Stored records —

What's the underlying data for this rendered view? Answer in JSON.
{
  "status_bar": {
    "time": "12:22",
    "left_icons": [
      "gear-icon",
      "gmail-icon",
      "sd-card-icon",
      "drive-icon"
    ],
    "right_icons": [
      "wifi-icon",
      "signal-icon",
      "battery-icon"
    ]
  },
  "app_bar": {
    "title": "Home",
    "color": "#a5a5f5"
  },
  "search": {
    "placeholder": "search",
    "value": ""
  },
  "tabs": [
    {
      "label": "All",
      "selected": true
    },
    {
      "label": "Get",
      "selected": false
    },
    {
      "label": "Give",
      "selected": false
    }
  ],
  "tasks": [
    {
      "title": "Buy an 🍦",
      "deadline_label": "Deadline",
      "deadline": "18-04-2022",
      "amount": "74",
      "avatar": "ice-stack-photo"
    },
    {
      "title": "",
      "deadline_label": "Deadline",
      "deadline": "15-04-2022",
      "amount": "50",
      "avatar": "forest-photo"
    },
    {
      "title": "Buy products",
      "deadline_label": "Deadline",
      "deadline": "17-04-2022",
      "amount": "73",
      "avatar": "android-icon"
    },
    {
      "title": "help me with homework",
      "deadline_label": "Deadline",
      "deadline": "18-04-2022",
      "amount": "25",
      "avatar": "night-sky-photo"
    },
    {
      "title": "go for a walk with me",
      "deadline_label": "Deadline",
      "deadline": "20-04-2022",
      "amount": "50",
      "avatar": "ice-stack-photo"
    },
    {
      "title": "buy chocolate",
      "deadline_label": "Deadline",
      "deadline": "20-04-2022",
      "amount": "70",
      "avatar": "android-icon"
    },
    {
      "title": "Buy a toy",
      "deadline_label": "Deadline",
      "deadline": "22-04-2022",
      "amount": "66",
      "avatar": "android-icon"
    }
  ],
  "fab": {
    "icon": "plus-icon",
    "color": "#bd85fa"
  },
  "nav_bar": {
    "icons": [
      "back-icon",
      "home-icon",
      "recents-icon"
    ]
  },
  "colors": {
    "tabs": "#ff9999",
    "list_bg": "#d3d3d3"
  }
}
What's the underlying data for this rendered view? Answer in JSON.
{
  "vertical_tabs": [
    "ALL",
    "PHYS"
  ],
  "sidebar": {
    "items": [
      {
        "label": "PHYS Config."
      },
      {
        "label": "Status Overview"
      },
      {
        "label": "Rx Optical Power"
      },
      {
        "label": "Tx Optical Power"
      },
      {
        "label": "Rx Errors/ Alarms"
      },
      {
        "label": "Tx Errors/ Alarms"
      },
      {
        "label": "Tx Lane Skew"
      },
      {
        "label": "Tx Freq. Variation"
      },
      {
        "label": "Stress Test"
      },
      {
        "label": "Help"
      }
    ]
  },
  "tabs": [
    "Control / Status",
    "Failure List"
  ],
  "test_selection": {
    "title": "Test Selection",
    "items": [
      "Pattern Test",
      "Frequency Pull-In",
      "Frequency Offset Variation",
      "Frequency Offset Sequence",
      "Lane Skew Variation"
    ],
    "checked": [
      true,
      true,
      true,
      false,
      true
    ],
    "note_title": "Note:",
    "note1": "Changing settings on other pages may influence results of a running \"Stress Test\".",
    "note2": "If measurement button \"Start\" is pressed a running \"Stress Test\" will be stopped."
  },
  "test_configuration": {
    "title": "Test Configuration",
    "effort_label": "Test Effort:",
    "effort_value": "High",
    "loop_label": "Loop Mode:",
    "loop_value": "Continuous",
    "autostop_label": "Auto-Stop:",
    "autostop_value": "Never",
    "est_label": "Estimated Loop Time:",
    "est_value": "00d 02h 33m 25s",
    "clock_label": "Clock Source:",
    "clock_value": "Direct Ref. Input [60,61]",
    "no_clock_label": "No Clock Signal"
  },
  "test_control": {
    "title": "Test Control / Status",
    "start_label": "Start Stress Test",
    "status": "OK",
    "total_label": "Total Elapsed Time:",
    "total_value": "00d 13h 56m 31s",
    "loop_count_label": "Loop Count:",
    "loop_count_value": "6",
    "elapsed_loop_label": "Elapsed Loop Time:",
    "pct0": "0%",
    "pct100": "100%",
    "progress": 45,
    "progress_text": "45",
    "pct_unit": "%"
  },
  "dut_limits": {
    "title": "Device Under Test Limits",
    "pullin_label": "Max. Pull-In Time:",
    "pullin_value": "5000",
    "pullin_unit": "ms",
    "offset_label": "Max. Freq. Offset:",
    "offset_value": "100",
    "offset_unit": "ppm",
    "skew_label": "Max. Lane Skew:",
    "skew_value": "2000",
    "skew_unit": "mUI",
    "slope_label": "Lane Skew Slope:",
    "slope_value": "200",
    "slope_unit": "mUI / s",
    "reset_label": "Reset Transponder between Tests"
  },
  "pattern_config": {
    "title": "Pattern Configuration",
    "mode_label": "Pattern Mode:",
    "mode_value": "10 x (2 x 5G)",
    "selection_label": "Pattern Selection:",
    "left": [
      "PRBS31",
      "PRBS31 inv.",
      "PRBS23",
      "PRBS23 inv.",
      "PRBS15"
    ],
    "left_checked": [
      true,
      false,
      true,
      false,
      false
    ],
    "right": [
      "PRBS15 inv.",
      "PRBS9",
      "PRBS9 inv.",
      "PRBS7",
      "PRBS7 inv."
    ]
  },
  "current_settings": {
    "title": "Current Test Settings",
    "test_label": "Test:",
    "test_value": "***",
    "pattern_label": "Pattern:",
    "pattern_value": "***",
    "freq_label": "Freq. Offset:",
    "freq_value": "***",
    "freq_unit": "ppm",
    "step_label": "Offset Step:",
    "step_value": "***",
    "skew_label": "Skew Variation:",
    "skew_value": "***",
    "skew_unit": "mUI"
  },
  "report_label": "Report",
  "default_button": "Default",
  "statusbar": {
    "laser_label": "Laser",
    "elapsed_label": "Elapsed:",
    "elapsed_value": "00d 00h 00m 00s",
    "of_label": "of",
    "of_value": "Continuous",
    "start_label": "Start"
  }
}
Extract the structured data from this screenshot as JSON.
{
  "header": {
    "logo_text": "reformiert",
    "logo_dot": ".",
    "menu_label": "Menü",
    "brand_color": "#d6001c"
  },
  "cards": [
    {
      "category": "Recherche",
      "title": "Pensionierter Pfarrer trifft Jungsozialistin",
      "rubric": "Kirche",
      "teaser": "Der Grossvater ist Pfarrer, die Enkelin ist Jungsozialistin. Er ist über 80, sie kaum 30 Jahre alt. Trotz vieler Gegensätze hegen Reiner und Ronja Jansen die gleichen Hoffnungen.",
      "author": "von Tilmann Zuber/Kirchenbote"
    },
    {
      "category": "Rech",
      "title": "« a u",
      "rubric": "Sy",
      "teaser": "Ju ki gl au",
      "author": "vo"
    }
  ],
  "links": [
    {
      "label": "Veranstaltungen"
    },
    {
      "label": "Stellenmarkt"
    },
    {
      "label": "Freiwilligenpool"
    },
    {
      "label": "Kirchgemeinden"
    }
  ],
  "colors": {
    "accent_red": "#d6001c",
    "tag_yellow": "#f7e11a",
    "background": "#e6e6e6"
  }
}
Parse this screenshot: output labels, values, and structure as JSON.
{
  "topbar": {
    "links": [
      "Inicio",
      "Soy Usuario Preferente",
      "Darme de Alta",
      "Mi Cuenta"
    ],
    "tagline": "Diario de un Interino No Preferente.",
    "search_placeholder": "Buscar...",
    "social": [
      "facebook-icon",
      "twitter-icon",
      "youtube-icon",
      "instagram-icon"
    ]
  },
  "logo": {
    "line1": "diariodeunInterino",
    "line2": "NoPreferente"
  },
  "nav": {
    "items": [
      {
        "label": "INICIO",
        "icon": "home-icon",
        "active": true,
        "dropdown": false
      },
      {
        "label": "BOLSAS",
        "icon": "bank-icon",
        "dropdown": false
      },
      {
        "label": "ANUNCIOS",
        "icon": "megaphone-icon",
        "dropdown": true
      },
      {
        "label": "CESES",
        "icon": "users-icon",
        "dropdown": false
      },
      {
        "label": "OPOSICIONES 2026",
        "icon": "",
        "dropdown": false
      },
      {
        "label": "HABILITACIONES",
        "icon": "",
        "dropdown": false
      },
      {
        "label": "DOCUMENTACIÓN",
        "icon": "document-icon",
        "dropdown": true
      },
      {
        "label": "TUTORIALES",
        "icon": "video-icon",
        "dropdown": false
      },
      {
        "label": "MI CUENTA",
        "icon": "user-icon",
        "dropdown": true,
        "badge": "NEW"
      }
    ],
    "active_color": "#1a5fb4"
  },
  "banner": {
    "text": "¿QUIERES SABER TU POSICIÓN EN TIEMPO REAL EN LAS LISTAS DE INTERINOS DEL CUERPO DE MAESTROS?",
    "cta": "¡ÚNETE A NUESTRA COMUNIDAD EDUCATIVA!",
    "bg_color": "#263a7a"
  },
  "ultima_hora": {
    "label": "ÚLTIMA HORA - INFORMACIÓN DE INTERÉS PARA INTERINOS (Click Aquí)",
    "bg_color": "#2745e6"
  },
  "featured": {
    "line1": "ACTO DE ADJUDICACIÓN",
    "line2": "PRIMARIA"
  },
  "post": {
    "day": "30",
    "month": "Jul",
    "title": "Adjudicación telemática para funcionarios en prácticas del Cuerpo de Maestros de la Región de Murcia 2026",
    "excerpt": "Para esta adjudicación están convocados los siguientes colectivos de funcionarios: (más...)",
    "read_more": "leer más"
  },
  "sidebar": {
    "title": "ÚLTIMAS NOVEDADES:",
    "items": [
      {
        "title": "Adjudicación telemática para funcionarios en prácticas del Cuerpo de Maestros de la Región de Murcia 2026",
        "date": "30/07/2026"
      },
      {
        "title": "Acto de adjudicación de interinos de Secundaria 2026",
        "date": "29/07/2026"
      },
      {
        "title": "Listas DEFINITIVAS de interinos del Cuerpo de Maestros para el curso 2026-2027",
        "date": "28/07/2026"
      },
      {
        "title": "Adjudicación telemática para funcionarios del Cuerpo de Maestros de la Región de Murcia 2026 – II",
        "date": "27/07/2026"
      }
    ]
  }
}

Aim of the task — Gather all lines from the records above in which "running" appears.

Solution for this exercise —
    "note1": "Changing settings on other pages may influence results of a running \"Stress Test\".",
    "note2": "If measurement button \"Start\" is pressed a running \"Stress Test\" will be stopped."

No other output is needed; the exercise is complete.